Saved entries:

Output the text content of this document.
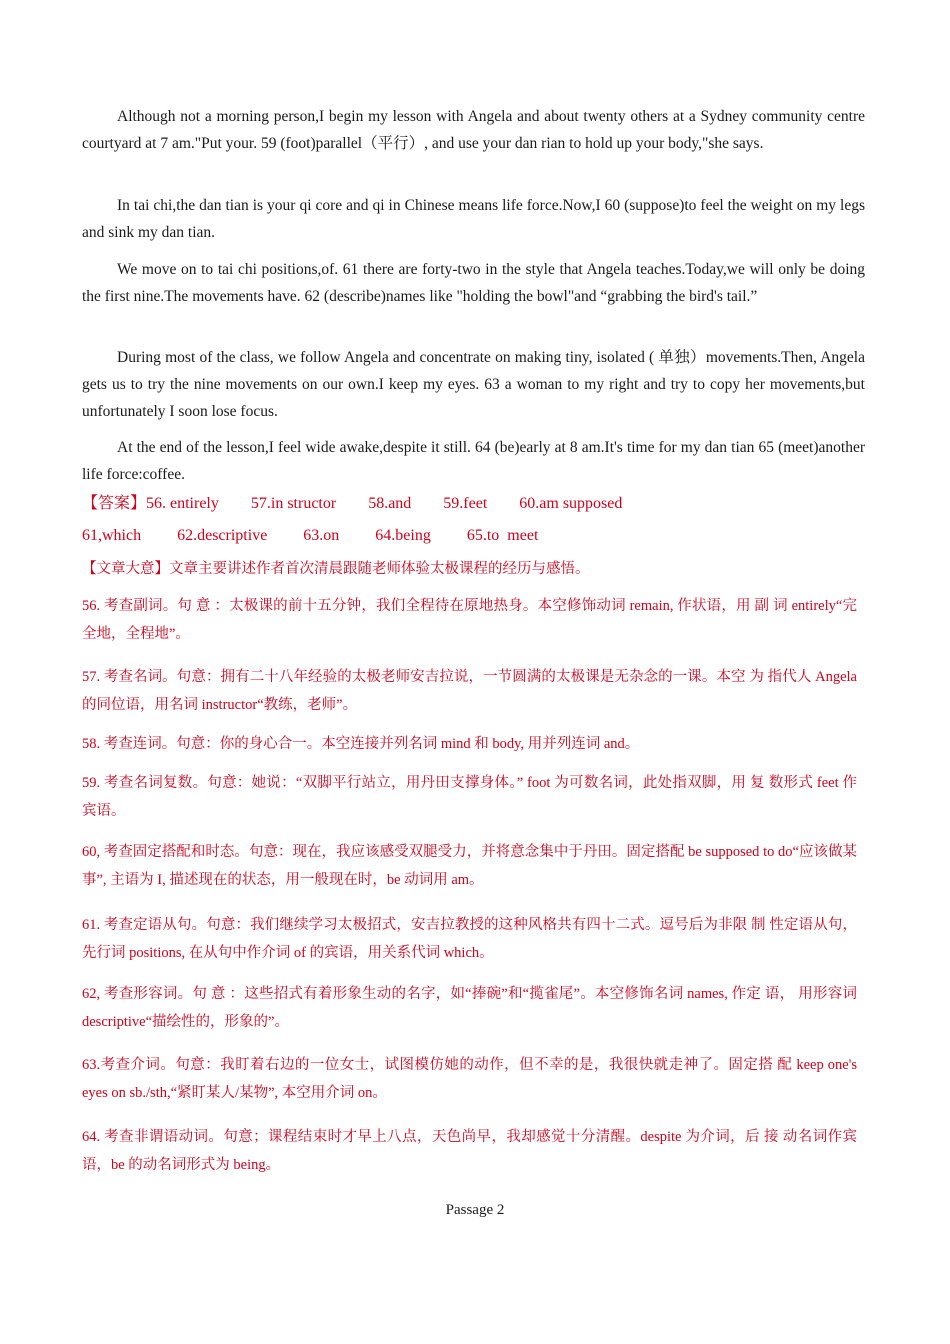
Although not a morning person,I begin my lesson with Angela and about twenty others at a Sydney community centre courtyard at 7 am."Put your. 59 (foot)parallel（平行）, and use your dan rian to hold up your body,"she says.

In tai chi,the dan tian is your qi core and qi in Chinese means life force.Now,I 60 (suppose)to feel the weight on my legs and sink my dan tian.

We move on to tai chi positions,of. 61 there are forty-two in the style that Angela teaches.Today,we will only be doing the first nine.The movements have. 62 (describe)names like "holding the bowl"and “grabbing the bird's tail.”

During most of the class, we follow Angela and concentrate on making tiny, isolated ( 单独）movements.Then, Angela gets us to try the nine movements on our own.I keep my eyes. 63 a woman to my right and try to copy her movements,but unfortunately I soon lose focus.

At the end of the lesson,I feel wide awake,despite it still. 64 (be)early at 8 am.It's time for my dan tian 65 (meet)another life force:coffee.

【答案】56. entirely        57.in structor        58.and        59.feet        60.am supposed
61,which         62.descriptive         63.on         64.being         65.to  meet
【文章大意】文章主要讲述作者首次清晨跟随老师体验太极课程的经历与感悟。
56. 考查副词。句 意 ：太极课的前十五分钟，我们全程待在原地热身。本空修饰动词 remain, 作状语，用 副 词 entirely“完全地，全程地”。
57. 考查名词。句意：拥有二十八年经验的太极老师安吉拉说，一节圆满的太极课是无杂念的一课。本空 为 指代人 Angela 的同位语，用名词 instructor“教练，老师”。
58. 考查连词。句意：你的身心合一。本空连接并列名词 mind 和 body, 用并列连词 and。
59. 考查名词复数。句意：她说：“双脚平行站立，用丹田支撑身体。” foot 为可数名词，此处指双脚，用 复 数形式 feet 作宾语。
60, 考查固定搭配和时态。句意：现在，我应该感受双腿受力，并将意念集中于丹田。固定搭配 be supposed to do“应该做某事”, 主语为 I, 描述现在的状态，用一般现在时，be 动词用 am。
61. 考查定语从句。句意：我们继续学习太极招式，安吉拉教授的这种风格共有四十二式。逗号后为非限 制 性定语从句，先行词 positions, 在从句中作介词 of 的宾语，用关系代词 which。
62, 考查形容词。句 意 ：这些招式有着形象生动的名字，如“捧碗”和“揽雀尾”。本空修饰名词 names, 作定 语， 用形容词 descriptive“描绘性的，形象的”。
63.考查介词。句意：我盯着右边的一位女士，试图模仿她的动作，但不幸的是，我很快就走神了。固定搭 配 keep one's eyes on sb./sth,“紧盯某人/某物”, 本空用介词 on。
64. 考查非谓语动词。句意；课程结束时才早上八点，天色尚早，我却感觉十分清醒。despite 为介词，后 接 动名词作宾语，be 的动名词形式为 being。
Passage 2
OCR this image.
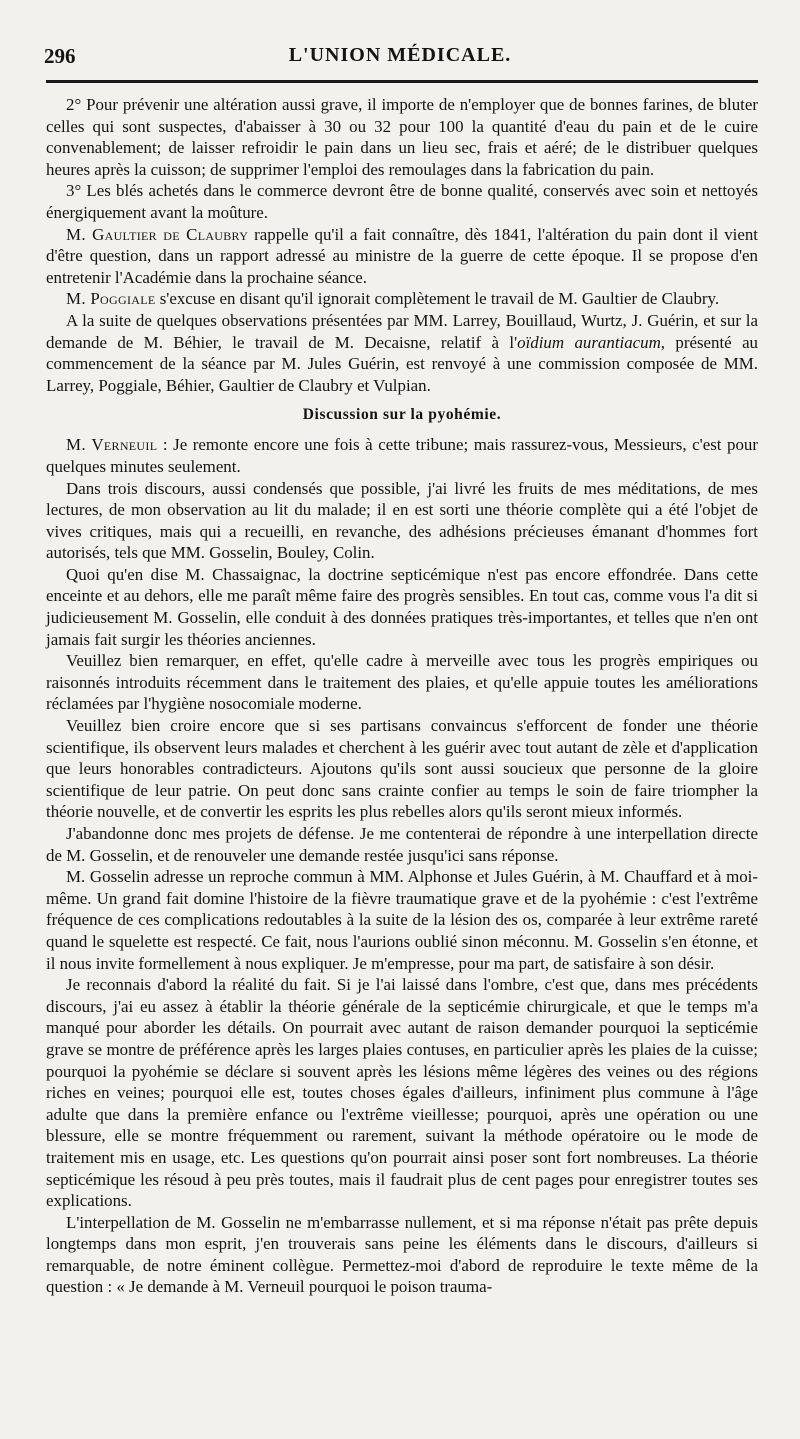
296	L'UNION MÉDICALE.

2° Pour prévenir une altération aussi grave, il importe de n'employer que de bonnes farines, de bluter celles qui sont suspectes, d'abaisser à 30 ou 32 pour 100 la quantité d'eau du pain et de le cuire convenablement; de laisser refroidir le pain dans un lieu sec, frais et aéré; de le distribuer quelques heures après la cuisson; de supprimer l'emploi des remoulages dans la fabrication du pain.

3° Les blés achetés dans le commerce devront être de bonne qualité, conservés avec soin et nettoyés énergiquement avant la moûture.

M. Gaultier de Claubry rappelle qu'il a fait connaître, dès 1841, l'altération du pain dont il vient d'être question, dans un rapport adressé au ministre de la guerre de cette époque. Il se propose d'en entretenir l'Académie dans la prochaine séance.

M. Poggiale s'excuse en disant qu'il ignorait complètement le travail de M. Gaultier de Claubry.

A la suite de quelques observations présentées par MM. Larrey, Bouillaud, Wurtz, J. Guérin, et sur la demande de M. Béhier, le travail de M. Decaisne, relatif à l'oïdium aurantiacum, présenté au commencement de la séance par M. Jules Guérin, est renvoyé à une commission composée de MM. Larrey, Poggiale, Béhier, Gaultier de Claubry et Vulpian.

Discussion sur la pyohémie.

M. Verneuil : Je remonte encore une fois à cette tribune; mais rassurez-vous, Messieurs, c'est pour quelques minutes seulement.

Dans trois discours, aussi condensés que possible, j'ai livré les fruits de mes méditations, de mes lectures, de mon observation au lit du malade; il en est sorti une théorie complète qui a été l'objet de vives critiques, mais qui a recueilli, en revanche, des adhésions précieuses émanant d'hommes fort autorisés, tels que MM. Gosselin, Bouley, Colin.

Quoi qu'en dise M. Chassaignac, la doctrine septicémique n'est pas encore effondrée. Dans cette enceinte et au dehors, elle me paraît même faire des progrès sensibles. En tout cas, comme vous l'a dit si judicieusement M. Gosselin, elle conduit à des données pratiques très-importantes, et telles que n'en ont jamais fait surgir les théories anciennes.

Veuillez bien remarquer, en effet, qu'elle cadre à merveille avec tous les progrès empiriques ou raisonnés introduits récemment dans le traitement des plaies, et qu'elle appuie toutes les améliorations réclamées par l'hygiène nosocomiale moderne.

Veuillez bien croire encore que si ses partisans convaincus s'efforcent de fonder une théorie scientifique, ils observent leurs malades et cherchent à les guérir avec tout autant de zèle et d'application que leurs honorables contradicteurs. Ajoutons qu'ils sont aussi soucieux que personne de la gloire scientifique de leur patrie. On peut donc sans crainte confier au temps le soin de faire triompher la théorie nouvelle, et de convertir les esprits les plus rebelles alors qu'ils seront mieux informés.

J'abandonne donc mes projets de défense. Je me contenterai de répondre à une interpellation directe de M. Gosselin, et de renouveler une demande restée jusqu'ici sans réponse.

M. Gosselin adresse un reproche commun à MM. Alphonse et Jules Guérin, à M. Chauffard et à moi-même. Un grand fait domine l'histoire de la fièvre traumatique grave et de la pyohémie : c'est l'extrême fréquence de ces complications redoutables à la suite de la lésion des os, comparée à leur extrême rareté quand le squelette est respecté. Ce fait, nous l'aurions oublié sinon méconnu. M. Gosselin s'en étonne, et il nous invite formellement à nous expliquer. Je m'empresse, pour ma part, de satisfaire à son désir.

Je reconnais d'abord la réalité du fait. Si je l'ai laissé dans l'ombre, c'est que, dans mes précédents discours, j'ai eu assez à établir la théorie générale de la septicémie chirurgicale, et que le temps m'a manqué pour aborder les détails. On pourrait avec autant de raison demander pourquoi la septicémie grave se montre de préférence après les larges plaies contuses, en particulier après les plaies de la cuisse; pourquoi la pyohémie se déclare si souvent après les lésions même légères des veines ou des régions riches en veines; pourquoi elle est, toutes choses égales d'ailleurs, infiniment plus commune à l'âge adulte que dans la première enfance ou l'extrême vieillesse; pourquoi, après une opération ou une blessure, elle se montre fréquemment ou rarement, suivant la méthode opératoire ou le mode de traitement mis en usage, etc. Les questions qu'on pourrait ainsi poser sont fort nombreuses. La théorie septicémique les résoud à peu près toutes, mais il faudrait plus de cent pages pour enregistrer toutes ses explications.

L'interpellation de M. Gosselin ne m'embarrasse nullement, et si ma réponse n'était pas prête depuis longtemps dans mon esprit, j'en trouverais sans peine les éléments dans le discours, d'ailleurs si remarquable, de notre éminent collègue. Permettez-moi d'abord de reproduire le texte même de la question : « Je demande à M. Verneuil pourquoi le poison trauma-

▶ _GIVEN EXERCISE_
Check each line above for the word "Angela" and copy the ones that have it.

▶ _TASK RESPONSE_
Although not a morning person,I begin my lesson with Angela and about twenty others at a Sydney community centre courtyard at 7 am."Put your. 59 (foot)parallel（平行）, and use your dan rian to hold up your body,"she says.
We move on to tai chi positions,of. 61 there are forty-two in the style that Angela teaches.Today,we will only be doing the first nine.The movements have. 62 (describe)names like "holding the bowl"and “grabbing the bird's tail.”
During most of the class, we follow Angela and concentrate on making tiny, isolated ( 单独）movements.Then, Angela gets us to try the nine movements on our own.I keep my eyes. 63 a woman to my right and try to copy her movements,but unfortunately I soon lose focus.
57. 考查名词。句意：拥有二十八年经验的太极老师安吉拉说，一节圆满的太极课是无杂念的一课。本空 为 指代人 Angela 的同位语，用名词 instructor“教练，老师”。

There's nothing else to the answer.